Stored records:
**********

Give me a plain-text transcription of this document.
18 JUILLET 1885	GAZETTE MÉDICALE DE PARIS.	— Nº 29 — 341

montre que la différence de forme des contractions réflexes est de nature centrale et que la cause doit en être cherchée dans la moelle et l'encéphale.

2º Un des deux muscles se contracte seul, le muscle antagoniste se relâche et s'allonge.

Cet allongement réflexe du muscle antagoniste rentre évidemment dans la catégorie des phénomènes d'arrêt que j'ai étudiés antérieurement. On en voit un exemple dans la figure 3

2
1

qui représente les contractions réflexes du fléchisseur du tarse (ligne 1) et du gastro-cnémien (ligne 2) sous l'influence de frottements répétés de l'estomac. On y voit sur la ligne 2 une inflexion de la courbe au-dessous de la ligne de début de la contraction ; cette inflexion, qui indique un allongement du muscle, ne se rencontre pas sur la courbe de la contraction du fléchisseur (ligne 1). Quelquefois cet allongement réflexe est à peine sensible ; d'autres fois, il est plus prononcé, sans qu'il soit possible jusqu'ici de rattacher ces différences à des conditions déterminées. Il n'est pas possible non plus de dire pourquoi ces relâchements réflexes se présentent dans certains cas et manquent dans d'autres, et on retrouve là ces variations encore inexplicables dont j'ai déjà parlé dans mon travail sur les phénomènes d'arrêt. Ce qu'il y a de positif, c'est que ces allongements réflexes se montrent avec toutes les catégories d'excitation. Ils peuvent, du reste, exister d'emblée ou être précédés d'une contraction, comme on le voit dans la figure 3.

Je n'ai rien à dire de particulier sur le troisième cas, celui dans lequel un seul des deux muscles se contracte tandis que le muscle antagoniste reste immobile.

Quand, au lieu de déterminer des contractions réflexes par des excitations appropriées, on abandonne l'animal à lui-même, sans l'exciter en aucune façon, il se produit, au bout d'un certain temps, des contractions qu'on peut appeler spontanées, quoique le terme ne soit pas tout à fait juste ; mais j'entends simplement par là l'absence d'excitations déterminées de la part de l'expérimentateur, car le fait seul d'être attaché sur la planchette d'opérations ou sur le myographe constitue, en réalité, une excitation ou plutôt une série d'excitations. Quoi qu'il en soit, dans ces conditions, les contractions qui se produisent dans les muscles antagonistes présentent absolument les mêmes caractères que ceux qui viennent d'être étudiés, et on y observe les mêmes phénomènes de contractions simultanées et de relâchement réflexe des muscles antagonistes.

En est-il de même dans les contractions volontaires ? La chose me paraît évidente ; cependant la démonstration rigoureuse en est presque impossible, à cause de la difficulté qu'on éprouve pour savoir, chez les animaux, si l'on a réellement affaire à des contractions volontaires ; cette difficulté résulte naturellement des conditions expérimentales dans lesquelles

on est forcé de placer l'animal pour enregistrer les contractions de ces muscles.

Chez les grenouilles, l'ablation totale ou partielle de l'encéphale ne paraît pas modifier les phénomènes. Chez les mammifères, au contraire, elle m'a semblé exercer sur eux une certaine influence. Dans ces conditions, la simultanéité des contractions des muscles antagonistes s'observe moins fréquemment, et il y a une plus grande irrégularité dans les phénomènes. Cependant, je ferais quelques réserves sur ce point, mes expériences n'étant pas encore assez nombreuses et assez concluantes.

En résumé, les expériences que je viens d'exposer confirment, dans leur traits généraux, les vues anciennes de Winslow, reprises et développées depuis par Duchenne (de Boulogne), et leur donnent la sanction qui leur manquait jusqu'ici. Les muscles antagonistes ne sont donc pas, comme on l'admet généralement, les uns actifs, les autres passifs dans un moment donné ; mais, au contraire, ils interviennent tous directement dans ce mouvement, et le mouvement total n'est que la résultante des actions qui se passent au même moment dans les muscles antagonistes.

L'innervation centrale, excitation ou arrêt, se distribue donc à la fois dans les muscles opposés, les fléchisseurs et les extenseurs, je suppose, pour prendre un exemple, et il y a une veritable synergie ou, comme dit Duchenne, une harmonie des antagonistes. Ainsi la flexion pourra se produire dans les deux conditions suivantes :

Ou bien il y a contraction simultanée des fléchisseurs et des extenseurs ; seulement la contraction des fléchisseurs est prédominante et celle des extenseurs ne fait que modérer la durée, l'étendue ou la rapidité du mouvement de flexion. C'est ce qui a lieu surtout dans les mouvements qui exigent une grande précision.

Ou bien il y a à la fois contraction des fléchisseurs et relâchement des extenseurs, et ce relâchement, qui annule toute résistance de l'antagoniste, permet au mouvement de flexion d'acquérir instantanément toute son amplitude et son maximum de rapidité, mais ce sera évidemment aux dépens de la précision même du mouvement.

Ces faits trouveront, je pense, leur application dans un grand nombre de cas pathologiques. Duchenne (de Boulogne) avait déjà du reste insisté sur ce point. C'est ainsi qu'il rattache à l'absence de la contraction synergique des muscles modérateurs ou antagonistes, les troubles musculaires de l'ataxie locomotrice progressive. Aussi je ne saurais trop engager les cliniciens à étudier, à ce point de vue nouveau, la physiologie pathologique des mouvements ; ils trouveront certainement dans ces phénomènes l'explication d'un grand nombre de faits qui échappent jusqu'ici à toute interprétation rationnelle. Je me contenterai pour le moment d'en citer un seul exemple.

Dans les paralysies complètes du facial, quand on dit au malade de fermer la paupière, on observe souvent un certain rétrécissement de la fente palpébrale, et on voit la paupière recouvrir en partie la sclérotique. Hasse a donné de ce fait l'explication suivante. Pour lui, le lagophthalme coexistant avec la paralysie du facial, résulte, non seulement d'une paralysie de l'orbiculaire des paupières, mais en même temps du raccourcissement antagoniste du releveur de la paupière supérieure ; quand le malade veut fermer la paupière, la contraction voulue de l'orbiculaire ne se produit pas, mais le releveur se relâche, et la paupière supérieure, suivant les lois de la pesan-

**********

GOAL OF THE EXERCISE:
Restate the whole listing exactly.

CORRECT RESPONSE:
Give me a plain-text transcription of this document.
18 JUILLET 1885	GAZETTE MÉDICALE DE PARIS.	— Nº 29 — 341

montre que la différence de forme des contractions réflexes est de nature centrale et que la cause doit en être cherchée dans la moelle et l'encéphale.

2º Un des deux muscles se contracte seul, le muscle antagoniste se relâche et s'allonge.

Cet allongement réflexe du muscle antagoniste rentre évidemment dans la catégorie des phénomènes d'arrêt que j'ai étudiés antérieurement. On en voit un exemple dans la figure 3

2
1

qui représente les contractions réflexes du fléchisseur du tarse (ligne 1) et du gastro-cnémien (ligne 2) sous l'influence de frottements répétés de l'estomac. On y voit sur la ligne 2 une inflexion de la courbe au-dessous de la ligne de début de la contraction ; cette inflexion, qui indique un allongement du muscle, ne se rencontre pas sur la courbe de la contraction du fléchisseur (ligne 1). Quelquefois cet allongement réflexe est à peine sensible ; d'autres fois, il est plus prononcé, sans qu'il soit possible jusqu'ici de rattacher ces différences à des conditions déterminées. Il n'est pas possible non plus de dire pourquoi ces relâchements réflexes se présentent dans certains cas et manquent dans d'autres, et on retrouve là ces variations encore inexplicables dont j'ai déjà parlé dans mon travail sur les phénomènes d'arrêt. Ce qu'il y a de positif, c'est que ces allongements réflexes se montrent avec toutes les catégories d'excitation. Ils peuvent, du reste, exister d'emblée ou être précédés d'une contraction, comme on le voit dans la figure 3.

Je n'ai rien à dire de particulier sur le troisième cas, celui dans lequel un seul des deux muscles se contracte tandis que le muscle antagoniste reste immobile.

Quand, au lieu de déterminer des contractions réflexes par des excitations appropriées, on abandonne l'animal à lui-même, sans l'exciter en aucune façon, il se produit, au bout d'un certain temps, des contractions qu'on peut appeler spontanées, quoique le terme ne soit pas tout à fait juste ; mais j'entends simplement par là l'absence d'excitations déterminées de la part de l'expérimentateur, car le fait seul d'être attaché sur la planchette d'opérations ou sur le myographe constitue, en réalité, une excitation ou plutôt une série d'excitations. Quoi qu'il en soit, dans ces conditions, les contractions qui se produisent dans les muscles antagonistes présentent absolument les mêmes caractères que ceux qui viennent d'être étudiés, et on y observe les mêmes phénomènes de contractions simultanées et de relâchement réflexe des muscles antagonistes.

En est-il de même dans les contractions volontaires ? La chose me paraît évidente ; cependant la démonstration rigoureuse en est presque impossible, à cause de la difficulté qu'on éprouve pour savoir, chez les animaux, si l'on a réellement affaire à des contractions volontaires ; cette difficulté résulte naturellement des conditions expérimentales dans lesquelles

on est forcé de placer l'animal pour enregistrer les contractions de ces muscles.

Chez les grenouilles, l'ablation totale ou partielle de l'encéphale ne paraît pas modifier les phénomènes. Chez les mammifères, au contraire, elle m'a semblé exercer sur eux une certaine influence. Dans ces conditions, la simultanéité des contractions des muscles antagonistes s'observe moins fréquemment, et il y a une plus grande irrégularité dans les phénomènes. Cependant, je ferais quelques réserves sur ce point, mes expériences n'étant pas encore assez nombreuses et assez concluantes.

En résumé, les expériences que je viens d'exposer confirment, dans leur traits généraux, les vues anciennes de Winslow, reprises et développées depuis par Duchenne (de Boulogne), et leur donnent la sanction qui leur manquait jusqu'ici. Les muscles antagonistes ne sont donc pas, comme on l'admet généralement, les uns actifs, les autres passifs dans un moment donné ; mais, au contraire, ils interviennent tous directement dans ce mouvement, et le mouvement total n'est que la résultante des actions qui se passent au même moment dans les muscles antagonistes.

L'innervation centrale, excitation ou arrêt, se distribue donc à la fois dans les muscles opposés, les fléchisseurs et les extenseurs, je suppose, pour prendre un exemple, et il y a une veritable synergie ou, comme dit Duchenne, une harmonie des antagonistes. Ainsi la flexion pourra se produire dans les deux conditions suivantes :

Ou bien il y a contraction simultanée des fléchisseurs et des extenseurs ; seulement la contraction des fléchisseurs est prédominante et celle des extenseurs ne fait que modérer la durée, l'étendue ou la rapidité du mouvement de flexion. C'est ce qui a lieu surtout dans les mouvements qui exigent une grande précision.

Ou bien il y a à la fois contraction des fléchisseurs et relâchement des extenseurs, et ce relâchement, qui annule toute résistance de l'antagoniste, permet au mouvement de flexion d'acquérir instantanément toute son amplitude et son maximum de rapidité, mais ce sera évidemment aux dépens de la précision même du mouvement.

Ces faits trouveront, je pense, leur application dans un grand nombre de cas pathologiques. Duchenne (de Boulogne) avait déjà du reste insisté sur ce point. C'est ainsi qu'il rattache à l'absence de la contraction synergique des muscles modérateurs ou antagonistes, les troubles musculaires de l'ataxie locomotrice progressive. Aussi je ne saurais trop engager les cliniciens à étudier, à ce point de vue nouveau, la physiologie pathologique des mouvements ; ils trouveront certainement dans ces phénomènes l'explication d'un grand nombre de faits qui échappent jusqu'ici à toute interprétation rationnelle. Je me contenterai pour le moment d'en citer un seul exemple.

Dans les paralysies complètes du facial, quand on dit au malade de fermer la paupière, on observe souvent un certain rétrécissement de la fente palpébrale, et on voit la paupière recouvrir en partie la sclérotique. Hasse a donné de ce fait l'explication suivante. Pour lui, le lagophthalme coexistant avec la paralysie du facial, résulte, non seulement d'une paralysie de l'orbiculaire des paupières, mais en même temps du raccourcissement antagoniste du releveur de la paupière supérieure ; quand le malade veut fermer la paupière, la contraction voulue de l'orbiculaire ne se produit pas, mais le releveur se relâche, et la paupière supérieure, suivant les lois de la pesan-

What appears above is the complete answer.